• _The problem_: Search the data for the word "subtitle" and copy every line that contains it.

• _Exercise input_:
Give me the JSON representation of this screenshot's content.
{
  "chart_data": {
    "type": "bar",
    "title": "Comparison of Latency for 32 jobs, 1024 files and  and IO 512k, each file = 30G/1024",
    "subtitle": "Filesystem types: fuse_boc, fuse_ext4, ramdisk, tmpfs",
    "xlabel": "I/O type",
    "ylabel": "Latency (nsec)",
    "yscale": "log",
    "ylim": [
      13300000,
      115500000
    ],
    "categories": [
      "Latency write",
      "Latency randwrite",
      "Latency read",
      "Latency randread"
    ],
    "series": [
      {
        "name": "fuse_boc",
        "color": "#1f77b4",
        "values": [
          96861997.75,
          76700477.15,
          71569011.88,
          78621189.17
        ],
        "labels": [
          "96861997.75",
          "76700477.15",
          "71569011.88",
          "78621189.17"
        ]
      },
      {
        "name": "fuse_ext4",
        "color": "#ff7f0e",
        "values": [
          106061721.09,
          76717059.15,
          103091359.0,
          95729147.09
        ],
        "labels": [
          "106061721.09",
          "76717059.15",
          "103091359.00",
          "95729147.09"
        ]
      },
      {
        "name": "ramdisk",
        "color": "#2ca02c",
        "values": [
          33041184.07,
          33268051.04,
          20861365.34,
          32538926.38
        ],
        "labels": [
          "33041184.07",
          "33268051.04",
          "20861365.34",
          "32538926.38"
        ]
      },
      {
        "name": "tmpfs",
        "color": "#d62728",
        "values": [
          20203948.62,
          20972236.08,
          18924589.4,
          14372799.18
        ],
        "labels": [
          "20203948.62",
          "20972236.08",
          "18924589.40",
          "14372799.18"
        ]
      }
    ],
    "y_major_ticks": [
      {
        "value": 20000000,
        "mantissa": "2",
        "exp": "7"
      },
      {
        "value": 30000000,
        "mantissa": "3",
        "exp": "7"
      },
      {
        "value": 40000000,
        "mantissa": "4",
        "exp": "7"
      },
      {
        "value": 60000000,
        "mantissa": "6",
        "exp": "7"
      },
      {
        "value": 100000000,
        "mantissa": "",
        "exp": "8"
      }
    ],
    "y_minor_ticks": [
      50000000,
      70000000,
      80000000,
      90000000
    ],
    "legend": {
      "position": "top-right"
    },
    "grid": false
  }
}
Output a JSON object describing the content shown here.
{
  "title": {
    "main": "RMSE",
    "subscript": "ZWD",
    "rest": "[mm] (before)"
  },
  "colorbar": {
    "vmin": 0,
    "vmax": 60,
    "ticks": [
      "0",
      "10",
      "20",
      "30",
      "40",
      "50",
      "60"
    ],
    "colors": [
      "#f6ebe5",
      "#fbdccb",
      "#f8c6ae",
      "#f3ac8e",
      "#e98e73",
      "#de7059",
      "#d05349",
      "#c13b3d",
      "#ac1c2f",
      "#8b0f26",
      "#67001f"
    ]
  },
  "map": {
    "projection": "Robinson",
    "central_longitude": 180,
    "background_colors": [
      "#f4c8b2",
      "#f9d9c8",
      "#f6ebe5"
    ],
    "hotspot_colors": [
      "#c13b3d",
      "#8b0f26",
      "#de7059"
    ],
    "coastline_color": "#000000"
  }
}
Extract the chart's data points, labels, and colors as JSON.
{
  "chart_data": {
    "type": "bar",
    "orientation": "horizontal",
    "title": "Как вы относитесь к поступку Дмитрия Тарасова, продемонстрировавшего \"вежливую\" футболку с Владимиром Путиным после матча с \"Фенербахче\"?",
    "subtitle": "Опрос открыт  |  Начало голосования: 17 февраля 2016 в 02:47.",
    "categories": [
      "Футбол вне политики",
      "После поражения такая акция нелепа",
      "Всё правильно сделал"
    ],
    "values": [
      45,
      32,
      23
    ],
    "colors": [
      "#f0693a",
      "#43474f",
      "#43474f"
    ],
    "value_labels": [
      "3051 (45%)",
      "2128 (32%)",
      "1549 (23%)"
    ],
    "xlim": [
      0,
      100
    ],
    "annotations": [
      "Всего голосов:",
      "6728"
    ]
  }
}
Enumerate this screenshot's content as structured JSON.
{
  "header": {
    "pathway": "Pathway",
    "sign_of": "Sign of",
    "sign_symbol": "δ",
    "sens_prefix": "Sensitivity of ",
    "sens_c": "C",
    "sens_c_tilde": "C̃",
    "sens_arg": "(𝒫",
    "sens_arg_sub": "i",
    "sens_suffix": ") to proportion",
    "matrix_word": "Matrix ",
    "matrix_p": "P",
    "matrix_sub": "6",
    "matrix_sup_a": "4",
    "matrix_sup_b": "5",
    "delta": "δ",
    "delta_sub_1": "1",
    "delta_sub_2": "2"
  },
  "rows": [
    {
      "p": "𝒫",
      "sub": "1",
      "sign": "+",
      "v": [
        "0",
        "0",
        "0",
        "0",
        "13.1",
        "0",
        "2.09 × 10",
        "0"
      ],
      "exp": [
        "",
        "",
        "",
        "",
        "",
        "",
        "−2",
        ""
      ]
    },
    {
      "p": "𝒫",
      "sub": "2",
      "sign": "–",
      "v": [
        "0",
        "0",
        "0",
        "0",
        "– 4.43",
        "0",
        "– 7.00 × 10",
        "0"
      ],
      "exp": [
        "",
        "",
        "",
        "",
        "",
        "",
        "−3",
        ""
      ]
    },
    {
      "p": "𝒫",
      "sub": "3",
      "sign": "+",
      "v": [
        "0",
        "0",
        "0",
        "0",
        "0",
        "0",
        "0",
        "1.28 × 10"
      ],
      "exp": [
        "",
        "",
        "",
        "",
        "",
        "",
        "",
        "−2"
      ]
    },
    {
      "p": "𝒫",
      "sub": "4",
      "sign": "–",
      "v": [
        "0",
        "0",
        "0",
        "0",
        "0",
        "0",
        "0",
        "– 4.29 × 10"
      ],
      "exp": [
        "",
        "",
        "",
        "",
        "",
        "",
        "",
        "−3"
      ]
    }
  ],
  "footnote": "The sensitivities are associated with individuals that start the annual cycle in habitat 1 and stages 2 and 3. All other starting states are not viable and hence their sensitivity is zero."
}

• _Answer for the task_:
    "subtitle": "Filesystem types: fuse_boc, fuse_ext4, ramdisk, tmpfs",
    "subtitle": "Опрос открыт  |  Начало голосования: 17 февраля 2016 в 02:47.",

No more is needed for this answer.